Copy out the lines below exactly, everything from the line containing "- legend-label: Uppsala" down to the line containing "- newsworthy-bar-chart-icon: [952, 820, 1000, 876]", with both of those lines included.

DATA PROVIDED:

╭──

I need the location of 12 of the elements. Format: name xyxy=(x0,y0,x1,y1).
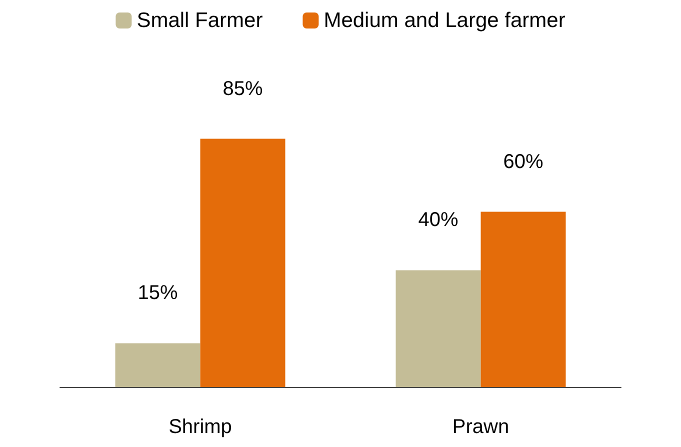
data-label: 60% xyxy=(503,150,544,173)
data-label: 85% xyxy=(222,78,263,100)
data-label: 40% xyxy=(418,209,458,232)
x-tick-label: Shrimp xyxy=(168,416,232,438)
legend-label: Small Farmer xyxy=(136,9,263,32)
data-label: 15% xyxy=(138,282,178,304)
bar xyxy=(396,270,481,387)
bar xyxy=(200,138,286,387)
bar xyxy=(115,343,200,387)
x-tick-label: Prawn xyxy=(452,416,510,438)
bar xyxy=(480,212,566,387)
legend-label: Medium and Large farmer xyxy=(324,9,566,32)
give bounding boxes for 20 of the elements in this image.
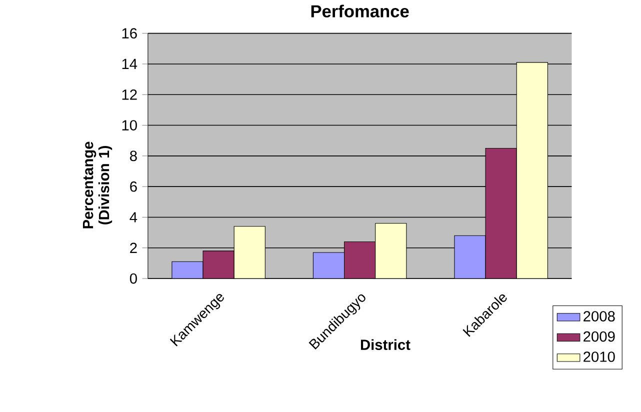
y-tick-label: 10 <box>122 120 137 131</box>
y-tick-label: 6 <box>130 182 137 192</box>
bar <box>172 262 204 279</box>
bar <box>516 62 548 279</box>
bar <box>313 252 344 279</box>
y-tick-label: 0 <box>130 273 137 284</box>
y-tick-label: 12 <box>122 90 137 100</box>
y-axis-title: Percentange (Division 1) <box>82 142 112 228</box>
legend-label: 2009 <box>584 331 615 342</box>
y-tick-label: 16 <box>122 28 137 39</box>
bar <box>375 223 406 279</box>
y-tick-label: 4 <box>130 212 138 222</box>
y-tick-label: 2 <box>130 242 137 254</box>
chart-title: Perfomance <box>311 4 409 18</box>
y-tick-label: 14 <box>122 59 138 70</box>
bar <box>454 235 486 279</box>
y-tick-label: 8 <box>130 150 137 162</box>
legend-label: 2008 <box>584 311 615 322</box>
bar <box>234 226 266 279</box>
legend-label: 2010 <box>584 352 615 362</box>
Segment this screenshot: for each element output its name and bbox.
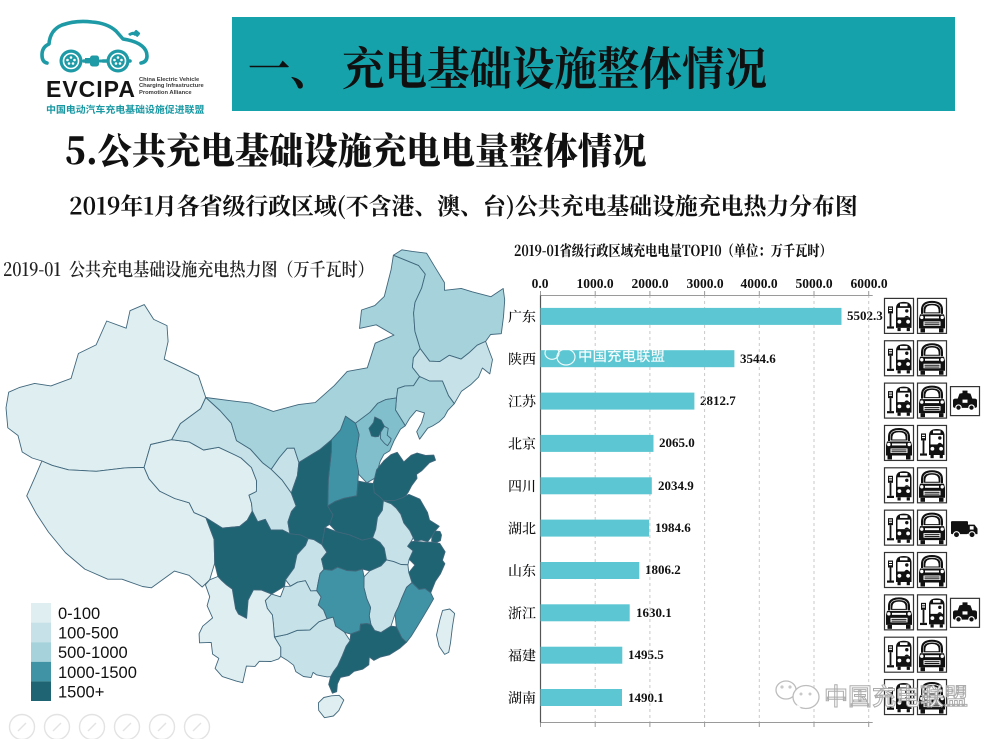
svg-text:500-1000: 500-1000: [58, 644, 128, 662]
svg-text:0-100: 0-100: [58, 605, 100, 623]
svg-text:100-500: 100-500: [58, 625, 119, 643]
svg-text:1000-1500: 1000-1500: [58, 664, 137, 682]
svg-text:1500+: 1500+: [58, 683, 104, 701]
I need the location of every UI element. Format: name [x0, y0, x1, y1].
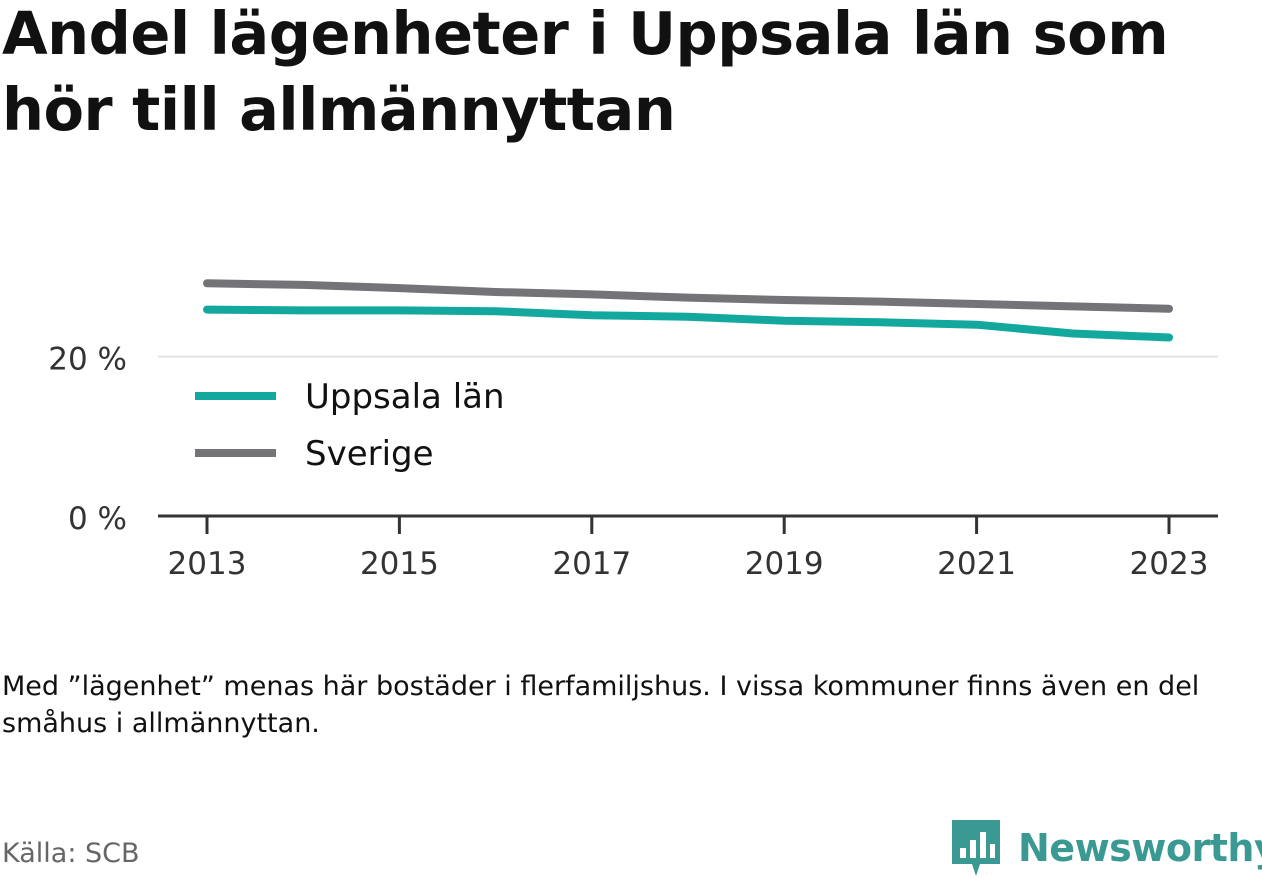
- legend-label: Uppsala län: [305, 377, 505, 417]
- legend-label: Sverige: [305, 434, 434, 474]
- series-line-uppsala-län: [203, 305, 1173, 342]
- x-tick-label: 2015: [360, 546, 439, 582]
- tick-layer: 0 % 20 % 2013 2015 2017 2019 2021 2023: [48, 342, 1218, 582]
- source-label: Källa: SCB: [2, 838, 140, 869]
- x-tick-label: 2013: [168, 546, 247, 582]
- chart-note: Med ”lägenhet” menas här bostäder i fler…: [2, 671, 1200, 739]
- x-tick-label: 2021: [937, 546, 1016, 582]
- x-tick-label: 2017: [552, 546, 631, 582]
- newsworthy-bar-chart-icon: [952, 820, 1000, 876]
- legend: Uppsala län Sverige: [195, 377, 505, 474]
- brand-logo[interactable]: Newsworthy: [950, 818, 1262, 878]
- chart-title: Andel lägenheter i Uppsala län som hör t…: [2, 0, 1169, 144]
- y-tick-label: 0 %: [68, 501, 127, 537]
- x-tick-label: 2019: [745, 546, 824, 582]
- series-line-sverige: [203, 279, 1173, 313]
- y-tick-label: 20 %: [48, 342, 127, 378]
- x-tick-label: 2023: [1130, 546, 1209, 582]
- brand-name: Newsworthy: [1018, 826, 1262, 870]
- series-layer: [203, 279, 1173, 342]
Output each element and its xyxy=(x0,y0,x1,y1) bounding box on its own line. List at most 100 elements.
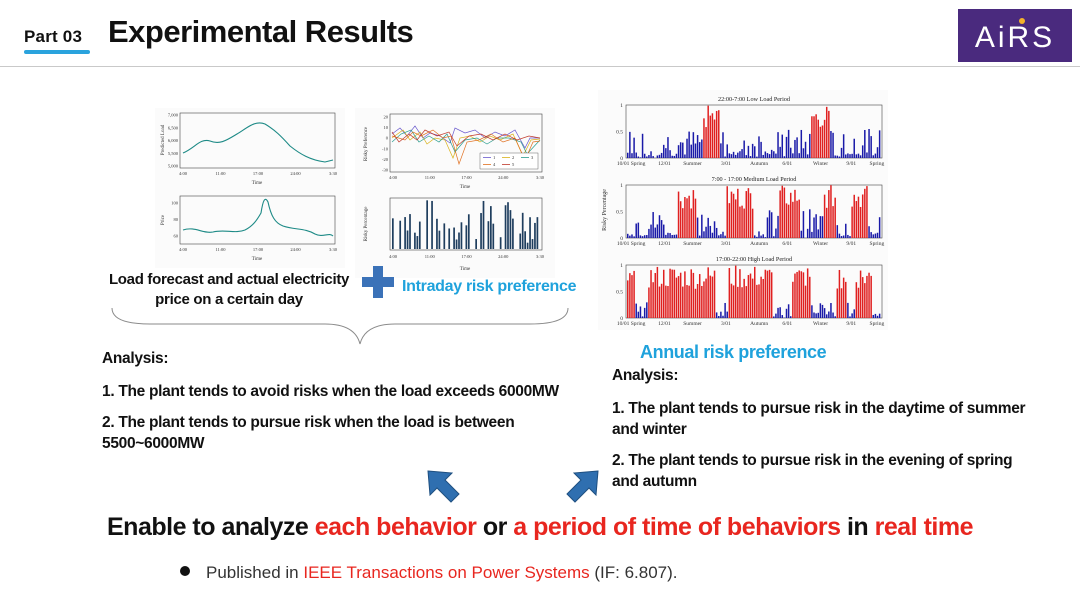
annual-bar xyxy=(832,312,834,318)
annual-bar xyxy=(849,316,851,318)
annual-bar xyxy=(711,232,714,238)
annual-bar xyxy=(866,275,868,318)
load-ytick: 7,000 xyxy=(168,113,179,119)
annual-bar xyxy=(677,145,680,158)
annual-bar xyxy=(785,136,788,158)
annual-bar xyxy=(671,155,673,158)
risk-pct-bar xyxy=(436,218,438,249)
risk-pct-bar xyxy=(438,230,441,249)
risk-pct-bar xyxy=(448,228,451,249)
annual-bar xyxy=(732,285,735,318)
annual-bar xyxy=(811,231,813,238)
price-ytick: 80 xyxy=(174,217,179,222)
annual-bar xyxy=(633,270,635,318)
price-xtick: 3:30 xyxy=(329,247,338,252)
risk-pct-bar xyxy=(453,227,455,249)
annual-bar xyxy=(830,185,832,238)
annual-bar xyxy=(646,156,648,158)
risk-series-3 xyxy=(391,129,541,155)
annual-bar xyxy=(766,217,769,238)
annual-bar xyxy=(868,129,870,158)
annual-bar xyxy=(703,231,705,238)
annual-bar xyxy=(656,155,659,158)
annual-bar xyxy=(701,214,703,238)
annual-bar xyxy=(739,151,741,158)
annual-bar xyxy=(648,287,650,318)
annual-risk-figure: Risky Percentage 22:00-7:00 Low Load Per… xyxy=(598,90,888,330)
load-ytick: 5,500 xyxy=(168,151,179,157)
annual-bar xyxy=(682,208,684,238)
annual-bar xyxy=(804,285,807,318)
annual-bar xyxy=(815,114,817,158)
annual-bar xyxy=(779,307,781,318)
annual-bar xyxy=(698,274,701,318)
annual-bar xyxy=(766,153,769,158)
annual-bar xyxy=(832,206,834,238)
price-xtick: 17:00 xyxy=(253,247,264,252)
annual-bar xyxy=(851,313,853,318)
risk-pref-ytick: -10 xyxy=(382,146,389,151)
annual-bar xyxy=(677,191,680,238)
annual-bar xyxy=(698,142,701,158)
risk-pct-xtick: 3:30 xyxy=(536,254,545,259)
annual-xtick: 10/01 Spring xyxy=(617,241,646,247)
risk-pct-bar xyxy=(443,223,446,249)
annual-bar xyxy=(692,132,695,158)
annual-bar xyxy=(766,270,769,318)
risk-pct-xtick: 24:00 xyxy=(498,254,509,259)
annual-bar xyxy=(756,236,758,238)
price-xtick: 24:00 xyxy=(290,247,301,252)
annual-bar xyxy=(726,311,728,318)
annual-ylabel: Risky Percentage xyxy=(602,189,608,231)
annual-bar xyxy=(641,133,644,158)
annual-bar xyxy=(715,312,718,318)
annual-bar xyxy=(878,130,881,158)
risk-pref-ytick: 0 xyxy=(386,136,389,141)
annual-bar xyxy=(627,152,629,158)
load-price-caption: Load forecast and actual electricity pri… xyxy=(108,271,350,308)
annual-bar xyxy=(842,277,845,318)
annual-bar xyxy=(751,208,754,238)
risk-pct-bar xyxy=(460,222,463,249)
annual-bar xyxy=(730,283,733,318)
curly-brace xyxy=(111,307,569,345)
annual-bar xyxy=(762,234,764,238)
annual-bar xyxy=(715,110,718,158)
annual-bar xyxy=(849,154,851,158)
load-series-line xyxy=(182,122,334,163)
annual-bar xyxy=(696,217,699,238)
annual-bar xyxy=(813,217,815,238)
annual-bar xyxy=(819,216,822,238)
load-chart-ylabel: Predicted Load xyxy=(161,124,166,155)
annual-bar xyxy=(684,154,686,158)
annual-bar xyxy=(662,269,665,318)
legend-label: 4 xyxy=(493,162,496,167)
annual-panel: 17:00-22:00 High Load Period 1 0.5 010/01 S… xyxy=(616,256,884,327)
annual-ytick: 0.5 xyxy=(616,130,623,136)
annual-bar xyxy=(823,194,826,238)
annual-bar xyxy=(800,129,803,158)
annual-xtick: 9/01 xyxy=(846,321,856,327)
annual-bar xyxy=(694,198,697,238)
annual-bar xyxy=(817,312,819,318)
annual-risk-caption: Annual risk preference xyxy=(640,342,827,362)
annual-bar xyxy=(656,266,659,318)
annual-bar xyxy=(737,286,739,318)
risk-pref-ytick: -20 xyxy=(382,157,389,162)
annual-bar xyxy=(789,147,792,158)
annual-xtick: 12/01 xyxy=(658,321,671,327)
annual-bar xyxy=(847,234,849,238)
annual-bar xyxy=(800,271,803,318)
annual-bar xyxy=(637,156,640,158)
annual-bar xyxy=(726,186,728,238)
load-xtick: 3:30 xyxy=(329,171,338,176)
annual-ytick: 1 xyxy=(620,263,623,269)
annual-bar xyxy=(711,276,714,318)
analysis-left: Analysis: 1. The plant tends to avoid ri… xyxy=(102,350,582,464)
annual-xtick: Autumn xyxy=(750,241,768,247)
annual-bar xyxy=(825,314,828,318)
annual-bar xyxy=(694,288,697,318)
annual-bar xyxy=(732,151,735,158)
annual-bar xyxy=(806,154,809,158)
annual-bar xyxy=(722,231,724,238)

╰──

REPLY TO THE EXERCISE:
- legend-label: Uppsala län: [305, 377, 505, 417]
- legend-label: Sverige: [305, 434, 434, 474]
- series-line-uppsala-län: [203, 305, 1173, 342]
- x-tick-label: 2015: [360, 546, 439, 582]
- tick-layer: 0 % 20 % 2013 2015 2017 2019 2021 2023: [48, 342, 1218, 582]
- source-label: Källa: SCB: [2, 838, 140, 869]
- x-tick-label: 2013: [168, 546, 247, 582]
- chart-note: Med ”lägenhet” menas här bostäder i fler…: [2, 671, 1200, 739]
- x-tick-label: 2021: [937, 546, 1016, 582]
- x-tick-label: 2017: [552, 546, 631, 582]
- newsworthy-bar-chart-icon: [952, 820, 1000, 876]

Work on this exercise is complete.